Extracted information:
____________
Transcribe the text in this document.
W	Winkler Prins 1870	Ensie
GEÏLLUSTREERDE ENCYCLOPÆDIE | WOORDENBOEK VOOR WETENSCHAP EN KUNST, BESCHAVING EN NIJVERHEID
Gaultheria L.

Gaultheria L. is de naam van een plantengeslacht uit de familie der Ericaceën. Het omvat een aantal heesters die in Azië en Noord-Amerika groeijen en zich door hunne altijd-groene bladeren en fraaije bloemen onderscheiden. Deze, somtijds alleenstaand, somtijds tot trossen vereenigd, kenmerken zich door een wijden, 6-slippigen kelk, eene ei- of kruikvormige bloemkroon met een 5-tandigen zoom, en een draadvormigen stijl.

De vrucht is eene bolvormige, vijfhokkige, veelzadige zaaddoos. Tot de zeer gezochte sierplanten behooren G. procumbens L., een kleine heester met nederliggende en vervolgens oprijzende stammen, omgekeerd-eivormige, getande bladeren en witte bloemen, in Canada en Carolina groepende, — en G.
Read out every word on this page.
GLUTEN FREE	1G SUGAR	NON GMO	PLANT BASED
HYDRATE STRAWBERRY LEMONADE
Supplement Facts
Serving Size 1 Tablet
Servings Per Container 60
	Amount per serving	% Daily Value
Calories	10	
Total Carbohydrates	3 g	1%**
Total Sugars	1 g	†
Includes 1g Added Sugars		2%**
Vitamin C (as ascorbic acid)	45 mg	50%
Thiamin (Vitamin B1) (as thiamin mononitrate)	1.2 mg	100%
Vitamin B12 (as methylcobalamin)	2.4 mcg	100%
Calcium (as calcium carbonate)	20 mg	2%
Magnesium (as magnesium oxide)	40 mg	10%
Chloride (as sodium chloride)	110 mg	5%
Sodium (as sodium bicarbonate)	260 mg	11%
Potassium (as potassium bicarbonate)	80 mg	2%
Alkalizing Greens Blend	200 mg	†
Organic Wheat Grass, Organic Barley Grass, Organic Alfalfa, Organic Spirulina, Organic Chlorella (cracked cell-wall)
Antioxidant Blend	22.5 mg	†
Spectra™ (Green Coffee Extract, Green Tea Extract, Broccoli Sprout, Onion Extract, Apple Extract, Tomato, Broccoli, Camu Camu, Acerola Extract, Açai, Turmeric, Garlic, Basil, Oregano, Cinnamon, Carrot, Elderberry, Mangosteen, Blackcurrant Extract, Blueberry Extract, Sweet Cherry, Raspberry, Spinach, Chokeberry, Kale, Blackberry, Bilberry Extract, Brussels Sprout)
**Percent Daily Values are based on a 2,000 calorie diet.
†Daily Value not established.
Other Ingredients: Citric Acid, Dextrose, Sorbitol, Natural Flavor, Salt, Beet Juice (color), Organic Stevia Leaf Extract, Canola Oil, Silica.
____________
Aim of the exercise: Search the lines above for the string "Daily" and copy each line that has it.

Right answer:
	Amount per serving	% Daily Value
**Percent Daily Values are based on a 2,000 calorie diet.
†Daily Value not established.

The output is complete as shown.